What needs to be done: Read the listing below and copy out every line that holds "ylabel".

## begin

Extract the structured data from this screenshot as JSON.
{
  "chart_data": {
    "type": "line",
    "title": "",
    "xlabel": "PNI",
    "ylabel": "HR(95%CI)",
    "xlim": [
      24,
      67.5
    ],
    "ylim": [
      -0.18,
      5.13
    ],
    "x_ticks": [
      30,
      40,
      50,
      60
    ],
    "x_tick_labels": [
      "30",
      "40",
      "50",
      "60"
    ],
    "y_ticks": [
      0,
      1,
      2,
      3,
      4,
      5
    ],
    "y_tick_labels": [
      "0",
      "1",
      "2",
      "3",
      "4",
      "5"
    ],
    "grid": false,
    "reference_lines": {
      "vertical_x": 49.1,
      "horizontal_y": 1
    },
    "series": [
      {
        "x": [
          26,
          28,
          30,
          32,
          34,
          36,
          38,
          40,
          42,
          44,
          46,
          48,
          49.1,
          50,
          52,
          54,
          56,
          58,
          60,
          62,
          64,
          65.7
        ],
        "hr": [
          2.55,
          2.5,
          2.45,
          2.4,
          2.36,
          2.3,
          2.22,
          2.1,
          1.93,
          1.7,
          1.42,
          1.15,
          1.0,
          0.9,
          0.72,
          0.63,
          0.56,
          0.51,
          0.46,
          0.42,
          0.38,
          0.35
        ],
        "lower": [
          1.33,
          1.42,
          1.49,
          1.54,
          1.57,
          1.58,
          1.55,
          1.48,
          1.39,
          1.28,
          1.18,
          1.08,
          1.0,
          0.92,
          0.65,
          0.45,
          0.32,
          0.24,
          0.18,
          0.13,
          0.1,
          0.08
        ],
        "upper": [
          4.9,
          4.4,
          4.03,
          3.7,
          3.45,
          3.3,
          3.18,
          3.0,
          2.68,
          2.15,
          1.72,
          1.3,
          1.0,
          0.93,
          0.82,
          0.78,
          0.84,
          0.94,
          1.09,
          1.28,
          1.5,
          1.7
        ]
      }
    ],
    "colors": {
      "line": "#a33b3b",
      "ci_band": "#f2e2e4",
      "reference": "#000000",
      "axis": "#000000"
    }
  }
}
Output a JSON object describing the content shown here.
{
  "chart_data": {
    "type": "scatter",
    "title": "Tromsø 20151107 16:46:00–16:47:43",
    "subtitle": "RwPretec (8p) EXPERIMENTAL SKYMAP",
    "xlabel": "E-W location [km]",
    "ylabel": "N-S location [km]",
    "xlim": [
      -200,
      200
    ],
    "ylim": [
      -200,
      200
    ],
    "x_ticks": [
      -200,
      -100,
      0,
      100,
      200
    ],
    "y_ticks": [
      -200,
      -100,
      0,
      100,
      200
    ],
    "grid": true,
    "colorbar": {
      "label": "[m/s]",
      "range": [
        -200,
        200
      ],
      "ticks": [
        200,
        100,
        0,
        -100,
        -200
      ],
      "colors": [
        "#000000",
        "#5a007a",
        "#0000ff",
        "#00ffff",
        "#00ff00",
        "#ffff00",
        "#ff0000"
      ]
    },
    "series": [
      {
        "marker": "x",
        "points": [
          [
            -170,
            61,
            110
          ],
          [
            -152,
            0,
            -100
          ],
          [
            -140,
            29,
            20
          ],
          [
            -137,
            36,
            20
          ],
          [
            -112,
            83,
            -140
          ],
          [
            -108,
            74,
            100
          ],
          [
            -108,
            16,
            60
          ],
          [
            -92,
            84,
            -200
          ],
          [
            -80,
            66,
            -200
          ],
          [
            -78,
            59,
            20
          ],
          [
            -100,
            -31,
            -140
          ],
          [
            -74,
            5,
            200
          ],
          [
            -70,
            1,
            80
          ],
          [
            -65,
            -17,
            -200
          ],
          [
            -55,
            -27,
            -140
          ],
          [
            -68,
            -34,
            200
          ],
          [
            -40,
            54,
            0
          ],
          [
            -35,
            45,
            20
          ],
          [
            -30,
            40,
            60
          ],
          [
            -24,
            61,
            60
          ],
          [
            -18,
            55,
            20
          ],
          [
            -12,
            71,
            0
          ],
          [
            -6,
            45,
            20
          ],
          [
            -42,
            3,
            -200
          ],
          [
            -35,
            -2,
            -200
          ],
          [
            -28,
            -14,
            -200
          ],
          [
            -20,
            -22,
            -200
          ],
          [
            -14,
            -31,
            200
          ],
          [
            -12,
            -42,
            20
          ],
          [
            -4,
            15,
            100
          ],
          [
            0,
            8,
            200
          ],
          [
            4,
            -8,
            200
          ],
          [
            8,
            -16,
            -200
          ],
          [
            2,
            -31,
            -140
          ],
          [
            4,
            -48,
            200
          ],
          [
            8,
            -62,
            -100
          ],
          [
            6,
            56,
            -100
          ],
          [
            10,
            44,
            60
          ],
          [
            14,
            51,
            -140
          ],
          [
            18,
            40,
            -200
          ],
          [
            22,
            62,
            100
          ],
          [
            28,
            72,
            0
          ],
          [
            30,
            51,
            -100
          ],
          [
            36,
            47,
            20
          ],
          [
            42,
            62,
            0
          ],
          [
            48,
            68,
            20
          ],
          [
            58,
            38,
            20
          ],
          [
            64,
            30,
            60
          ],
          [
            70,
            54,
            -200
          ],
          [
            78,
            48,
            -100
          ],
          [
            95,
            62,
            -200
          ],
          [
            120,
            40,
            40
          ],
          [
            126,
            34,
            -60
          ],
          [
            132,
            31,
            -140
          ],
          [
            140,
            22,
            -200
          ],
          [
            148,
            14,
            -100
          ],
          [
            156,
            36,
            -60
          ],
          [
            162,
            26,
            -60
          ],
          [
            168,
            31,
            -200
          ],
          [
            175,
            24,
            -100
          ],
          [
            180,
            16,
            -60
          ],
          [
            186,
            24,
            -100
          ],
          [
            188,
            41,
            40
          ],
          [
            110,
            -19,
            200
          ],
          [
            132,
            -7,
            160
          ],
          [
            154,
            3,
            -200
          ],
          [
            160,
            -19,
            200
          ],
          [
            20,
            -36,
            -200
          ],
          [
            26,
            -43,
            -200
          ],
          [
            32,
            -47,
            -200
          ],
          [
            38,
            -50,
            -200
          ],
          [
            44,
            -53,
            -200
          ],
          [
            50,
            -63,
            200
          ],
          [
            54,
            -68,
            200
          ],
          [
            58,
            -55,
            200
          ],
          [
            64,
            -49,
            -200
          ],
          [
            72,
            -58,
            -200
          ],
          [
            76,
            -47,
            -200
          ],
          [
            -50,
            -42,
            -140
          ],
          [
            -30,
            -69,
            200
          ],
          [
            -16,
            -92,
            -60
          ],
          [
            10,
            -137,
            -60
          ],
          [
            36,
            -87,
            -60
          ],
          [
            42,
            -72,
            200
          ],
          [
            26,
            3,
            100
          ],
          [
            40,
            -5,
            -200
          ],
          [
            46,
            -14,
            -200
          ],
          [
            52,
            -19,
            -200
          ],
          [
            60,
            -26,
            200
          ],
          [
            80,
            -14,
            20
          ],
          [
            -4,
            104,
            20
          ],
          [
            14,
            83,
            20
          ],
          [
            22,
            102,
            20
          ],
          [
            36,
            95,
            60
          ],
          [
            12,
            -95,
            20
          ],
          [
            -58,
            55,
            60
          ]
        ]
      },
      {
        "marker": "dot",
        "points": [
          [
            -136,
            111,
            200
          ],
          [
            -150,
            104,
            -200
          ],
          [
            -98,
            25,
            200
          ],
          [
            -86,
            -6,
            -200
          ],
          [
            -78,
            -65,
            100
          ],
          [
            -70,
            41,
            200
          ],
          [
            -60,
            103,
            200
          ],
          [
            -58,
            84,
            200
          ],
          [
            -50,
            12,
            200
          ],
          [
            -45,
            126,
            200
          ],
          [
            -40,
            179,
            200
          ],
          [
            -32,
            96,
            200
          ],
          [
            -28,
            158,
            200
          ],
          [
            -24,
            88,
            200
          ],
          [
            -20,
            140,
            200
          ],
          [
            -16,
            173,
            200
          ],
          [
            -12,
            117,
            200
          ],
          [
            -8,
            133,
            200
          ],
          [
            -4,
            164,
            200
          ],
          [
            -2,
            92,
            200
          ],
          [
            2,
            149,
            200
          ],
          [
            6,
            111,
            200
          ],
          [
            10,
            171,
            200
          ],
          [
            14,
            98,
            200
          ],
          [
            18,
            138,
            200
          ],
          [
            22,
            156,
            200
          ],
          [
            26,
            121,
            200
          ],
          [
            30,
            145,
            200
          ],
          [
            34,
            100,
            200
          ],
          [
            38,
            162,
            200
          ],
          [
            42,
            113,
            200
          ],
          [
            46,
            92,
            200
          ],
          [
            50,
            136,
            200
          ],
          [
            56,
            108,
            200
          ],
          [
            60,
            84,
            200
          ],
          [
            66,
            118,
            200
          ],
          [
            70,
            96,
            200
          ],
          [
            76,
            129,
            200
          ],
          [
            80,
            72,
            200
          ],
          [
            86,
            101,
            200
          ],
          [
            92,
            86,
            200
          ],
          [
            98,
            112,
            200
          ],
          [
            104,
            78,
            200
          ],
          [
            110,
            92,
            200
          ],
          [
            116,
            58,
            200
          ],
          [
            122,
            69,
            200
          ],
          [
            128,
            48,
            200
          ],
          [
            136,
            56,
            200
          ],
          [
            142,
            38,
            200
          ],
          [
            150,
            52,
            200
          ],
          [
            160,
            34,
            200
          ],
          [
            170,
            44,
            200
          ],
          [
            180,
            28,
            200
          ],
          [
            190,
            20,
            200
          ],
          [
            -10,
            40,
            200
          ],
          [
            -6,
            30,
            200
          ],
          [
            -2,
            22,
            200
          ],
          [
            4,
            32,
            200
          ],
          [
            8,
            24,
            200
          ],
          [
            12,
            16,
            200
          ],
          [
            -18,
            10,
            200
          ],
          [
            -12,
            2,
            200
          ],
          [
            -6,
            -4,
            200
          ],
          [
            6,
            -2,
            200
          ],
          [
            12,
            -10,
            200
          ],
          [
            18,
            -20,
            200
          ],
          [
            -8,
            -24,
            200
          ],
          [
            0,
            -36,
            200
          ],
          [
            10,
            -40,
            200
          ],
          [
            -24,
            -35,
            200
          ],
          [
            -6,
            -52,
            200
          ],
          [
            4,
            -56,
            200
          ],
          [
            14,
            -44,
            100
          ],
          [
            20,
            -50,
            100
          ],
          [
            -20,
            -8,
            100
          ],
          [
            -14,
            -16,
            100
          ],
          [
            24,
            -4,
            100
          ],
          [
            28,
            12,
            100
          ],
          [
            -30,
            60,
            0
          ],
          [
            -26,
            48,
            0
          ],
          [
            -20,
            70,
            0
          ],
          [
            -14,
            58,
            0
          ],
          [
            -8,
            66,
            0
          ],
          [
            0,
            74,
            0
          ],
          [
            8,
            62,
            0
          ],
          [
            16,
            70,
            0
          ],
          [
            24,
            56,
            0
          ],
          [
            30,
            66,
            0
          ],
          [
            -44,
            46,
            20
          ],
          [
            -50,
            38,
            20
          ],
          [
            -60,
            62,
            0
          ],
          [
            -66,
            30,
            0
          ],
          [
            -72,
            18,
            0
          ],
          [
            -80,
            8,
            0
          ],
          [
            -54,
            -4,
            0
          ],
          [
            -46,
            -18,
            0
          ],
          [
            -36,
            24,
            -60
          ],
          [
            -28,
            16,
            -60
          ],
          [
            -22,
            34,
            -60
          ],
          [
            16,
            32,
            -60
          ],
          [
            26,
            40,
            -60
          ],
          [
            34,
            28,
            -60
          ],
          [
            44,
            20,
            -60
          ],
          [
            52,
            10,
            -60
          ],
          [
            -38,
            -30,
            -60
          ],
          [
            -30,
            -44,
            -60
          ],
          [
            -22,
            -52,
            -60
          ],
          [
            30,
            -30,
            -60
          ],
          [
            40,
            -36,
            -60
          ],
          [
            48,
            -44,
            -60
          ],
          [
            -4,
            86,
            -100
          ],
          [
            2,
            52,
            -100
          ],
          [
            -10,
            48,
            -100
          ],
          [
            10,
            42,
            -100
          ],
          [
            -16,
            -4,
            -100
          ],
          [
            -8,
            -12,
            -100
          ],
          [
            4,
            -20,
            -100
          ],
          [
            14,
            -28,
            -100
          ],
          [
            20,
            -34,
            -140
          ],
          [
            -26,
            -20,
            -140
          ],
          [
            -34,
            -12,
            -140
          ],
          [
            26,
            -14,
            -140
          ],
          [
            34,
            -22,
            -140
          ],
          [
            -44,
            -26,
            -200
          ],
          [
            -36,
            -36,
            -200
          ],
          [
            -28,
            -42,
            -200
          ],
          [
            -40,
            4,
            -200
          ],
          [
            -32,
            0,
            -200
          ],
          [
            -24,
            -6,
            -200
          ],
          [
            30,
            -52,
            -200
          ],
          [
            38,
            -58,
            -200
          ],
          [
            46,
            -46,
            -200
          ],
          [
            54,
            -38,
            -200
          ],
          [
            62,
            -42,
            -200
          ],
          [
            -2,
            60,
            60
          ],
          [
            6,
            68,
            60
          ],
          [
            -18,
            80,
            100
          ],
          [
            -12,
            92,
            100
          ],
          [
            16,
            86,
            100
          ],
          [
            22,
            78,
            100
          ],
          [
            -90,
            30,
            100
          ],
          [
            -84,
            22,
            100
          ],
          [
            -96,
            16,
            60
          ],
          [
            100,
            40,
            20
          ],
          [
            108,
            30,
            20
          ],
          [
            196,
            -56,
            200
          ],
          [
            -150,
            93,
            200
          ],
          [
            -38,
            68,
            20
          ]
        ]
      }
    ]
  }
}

## end

Output below:
    "ylabel": "HR(95%CI)",
    "ylabel": "N-S location [km]",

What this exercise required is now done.